● **WHAT THE TASK ASKS**
From the listing that follows, output everything exactly except the pictures.

* Start *

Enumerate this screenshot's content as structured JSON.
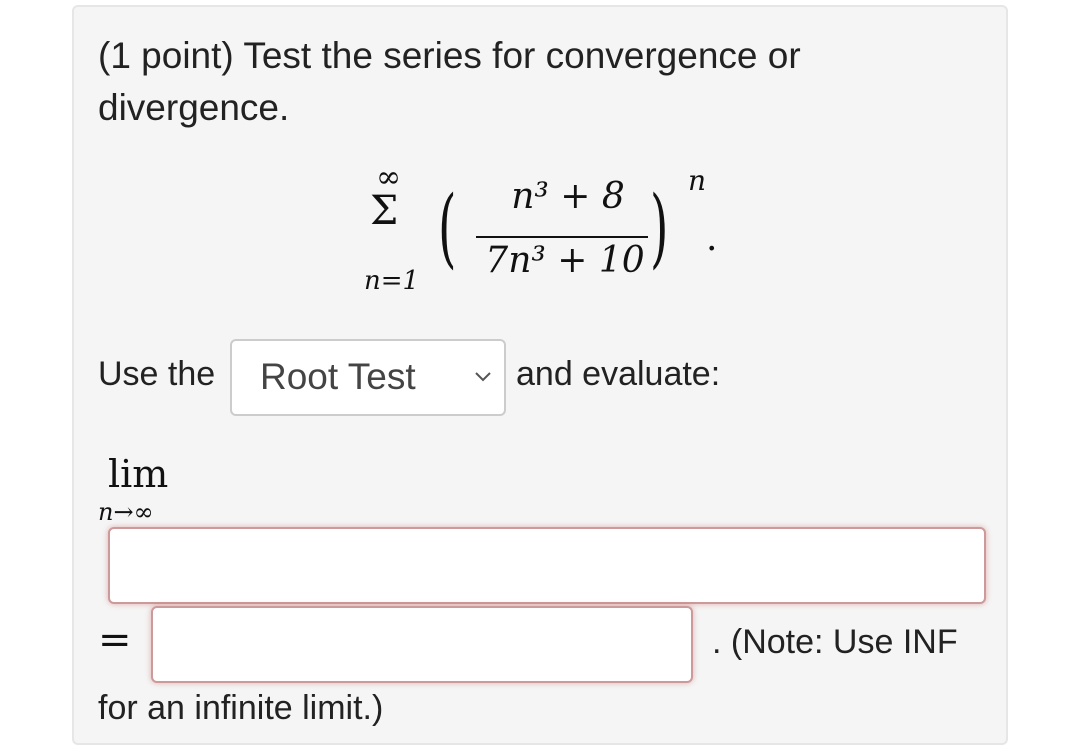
{
  "problem": {
    "text": "(1 point) Test the series for convergence or divergence."
  },
  "series": {
    "sum_upper": "∞",
    "sum_symbol": "Σ",
    "sum_lower": "n=1",
    "numerator": "n³ + 8",
    "denominator": "7n³ + 10",
    "exponent": "n",
    "trailing": "."
  },
  "prompt": {
    "before": "Use the",
    "after": "and evaluate:"
  },
  "test_select": {
    "selected": "Root Test"
  },
  "limit": {
    "word": "lim",
    "subscript": "n→∞"
  },
  "answers": {
    "limit_value": "",
    "result_value": ""
  },
  "equals_sign": "=",
  "note": {
    "line1": ". (Note: Use INF",
    "line2": "for an infinite limit.)"
  },
  "colors": {
    "card_bg": "#f5f5f5",
    "input_border_error": "#cc9a9a"
  }
}
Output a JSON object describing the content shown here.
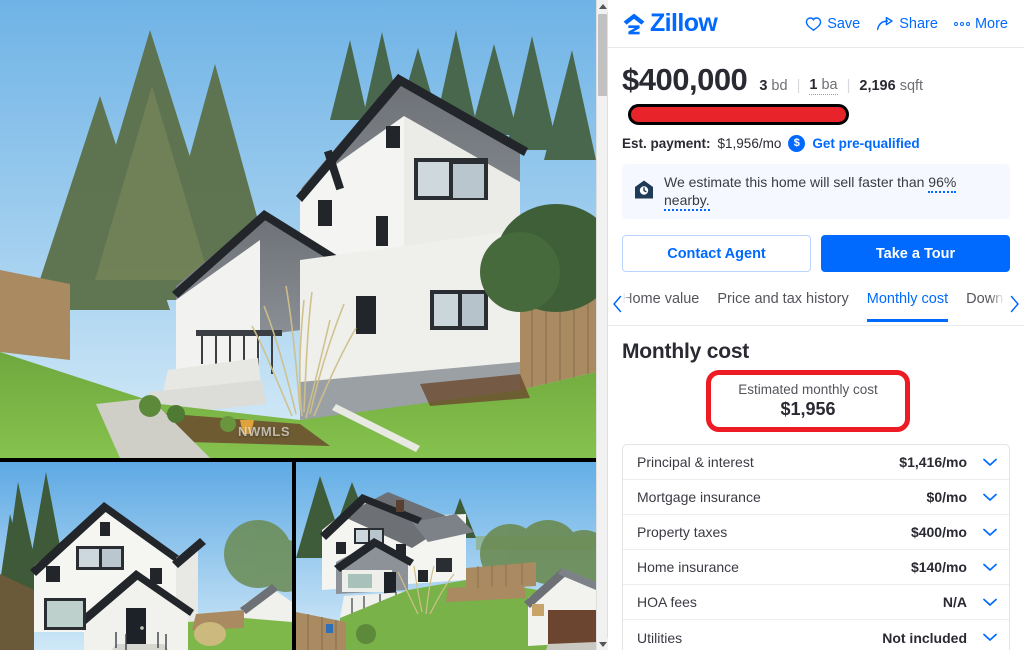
{
  "header": {
    "brand": "Zillow",
    "brand_color": "#006aff",
    "actions": [
      {
        "label": "Save",
        "icon": "heart-icon"
      },
      {
        "label": "Share",
        "icon": "share-arrow-icon"
      },
      {
        "label": "More",
        "icon": "more-dots-icon"
      }
    ]
  },
  "listing": {
    "price": "$400,000",
    "beds_value": "3",
    "beds_unit": "bd",
    "baths_value": "1",
    "baths_unit": "ba",
    "sqft_value": "2,196",
    "sqft_unit": "sqft",
    "address_redacted": true,
    "est_payment_label": "Est. payment:",
    "est_payment_value": "$1,956/mo",
    "prequalify_label": "Get pre-qualified",
    "prequalify_icon": "dollar-circle-icon"
  },
  "banner": {
    "icon": "home-clock-icon",
    "text_before": "We estimate this home will sell faster than",
    "highlight": "96% nearby.",
    "background": "#f5f9ff"
  },
  "cta": {
    "contact_agent": "Contact Agent",
    "take_a_tour": "Take a Tour"
  },
  "tabs": {
    "left_arrow_icon": "chevron-left-icon",
    "right_arrow_icon": "chevron-right-icon",
    "items": [
      {
        "label": "Home value",
        "active": false
      },
      {
        "label": "Price and tax history",
        "active": false
      },
      {
        "label": "Monthly cost",
        "active": true
      },
      {
        "label": "Down pa",
        "active": false
      }
    ]
  },
  "monthly_cost": {
    "title": "Monthly cost",
    "estimate_caption": "Estimated monthly cost",
    "estimate_amount": "$1,956",
    "highlight_color": "#ed1c24",
    "rows": [
      {
        "name": "Principal & interest",
        "amount": "$1,416/mo",
        "chevron": "chevron-down-icon"
      },
      {
        "name": "Mortgage insurance",
        "amount": "$0/mo",
        "chevron": "chevron-down-icon"
      },
      {
        "name": "Property taxes",
        "amount": "$400/mo",
        "chevron": "chevron-down-icon"
      },
      {
        "name": "Home insurance",
        "amount": "$140/mo",
        "chevron": "chevron-down-icon"
      },
      {
        "name": "HOA fees",
        "amount": "N/A",
        "chevron": "chevron-down-icon"
      },
      {
        "name": "Utilities",
        "amount": "Not included",
        "chevron": "chevron-down-icon"
      }
    ]
  },
  "gallery": {
    "main_photo_alt": "White two-story craftsman house with dark trim, side yard and tall ornamental grass",
    "thumb_left_alt": "Front exterior of white house with gabled porch",
    "thumb_right_alt": "Aerial view of house, backyard lawn and detached garage",
    "watermark": "NWMLS"
  },
  "scrollbar": {
    "up_icon": "scroll-up-arrow-icon",
    "down_icon": "scroll-down-arrow-icon"
  }
}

* End *

● **ANSWER TO THIS EXERCISE**
Enumerate this screenshot's content as structured JSON.
{
  "problem": {
    "text": "(1 point) Test the series for convergence or divergence."
  },
  "series": {
    "sum_upper": "∞",
    "sum_symbol": "Σ",
    "sum_lower": "n=1",
    "numerator": "n³ + 8",
    "denominator": "7n³ + 10",
    "exponent": "n",
    "trailing": "."
  },
  "prompt": {
    "before": "Use the",
    "after": "and evaluate:"
  },
  "test_select": {
    "selected": "Root Test"
  },
  "limit": {
    "word": "lim",
    "subscript": "n→∞"
  },
  "answers": {
    "limit_value": "",
    "result_value": ""
  },
  "equals_sign": "=",
  "note": {
    "line1": ". (Note: Use INF",
    "line2": "for an infinite limit.)"
  },
  "colors": {
    "card_bg": "#f5f5f5",
    "input_border_error": "#cc9a9a"
  }
}
Output a JSON object describing the content shown here.
{
  "header": {
    "brand": "Zillow",
    "brand_color": "#006aff",
    "actions": [
      {
        "label": "Save",
        "icon": "heart-icon"
      },
      {
        "label": "Share",
        "icon": "share-arrow-icon"
      },
      {
        "label": "More",
        "icon": "more-dots-icon"
      }
    ]
  },
  "listing": {
    "price": "$400,000",
    "beds_value": "3",
    "beds_unit": "bd",
    "baths_value": "1",
    "baths_unit": "ba",
    "sqft_value": "2,196",
    "sqft_unit": "sqft",
    "address_redacted": true,
    "est_payment_label": "Est. payment:",
    "est_payment_value": "$1,956/mo",
    "prequalify_label": "Get pre-qualified",
    "prequalify_icon": "dollar-circle-icon"
  },
  "banner": {
    "icon": "home-clock-icon",
    "text_before": "We estimate this home will sell faster than",
    "highlight": "96% nearby.",
    "background": "#f5f9ff"
  },
  "cta": {
    "contact_agent": "Contact Agent",
    "take_a_tour": "Take a Tour"
  },
  "tabs": {
    "left_arrow_icon": "chevron-left-icon",
    "right_arrow_icon": "chevron-right-icon",
    "items": [
      {
        "label": "Home value",
        "active": false
      },
      {
        "label": "Price and tax history",
        "active": false
      },
      {
        "label": "Monthly cost",
        "active": true
      },
      {
        "label": "Down pa",
        "active": false
      }
    ]
  },
  "monthly_cost": {
    "title": "Monthly cost",
    "estimate_caption": "Estimated monthly cost",
    "estimate_amount": "$1,956",
    "highlight_color": "#ed1c24",
    "rows": [
      {
        "name": "Principal & interest",
        "amount": "$1,416/mo",
        "chevron": "chevron-down-icon"
      },
      {
        "name": "Mortgage insurance",
        "amount": "$0/mo",
        "chevron": "chevron-down-icon"
      },
      {
        "name": "Property taxes",
        "amount": "$400/mo",
        "chevron": "chevron-down-icon"
      },
      {
        "name": "Home insurance",
        "amount": "$140/mo",
        "chevron": "chevron-down-icon"
      },
      {
        "name": "HOA fees",
        "amount": "N/A",
        "chevron": "chevron-down-icon"
      },
      {
        "name": "Utilities",
        "amount": "Not included",
        "chevron": "chevron-down-icon"
      }
    ]
  },
  "gallery": {
    "main_photo_alt": "White two-story craftsman house with dark trim, side yard and tall ornamental grass",
    "thumb_left_alt": "Front exterior of white house with gabled porch",
    "thumb_right_alt": "Aerial view of house, backyard lawn and detached garage",
    "watermark": "NWMLS"
  },
  "scrollbar": {
    "up_icon": "scroll-up-arrow-icon",
    "down_icon": "scroll-down-arrow-icon"
  }
}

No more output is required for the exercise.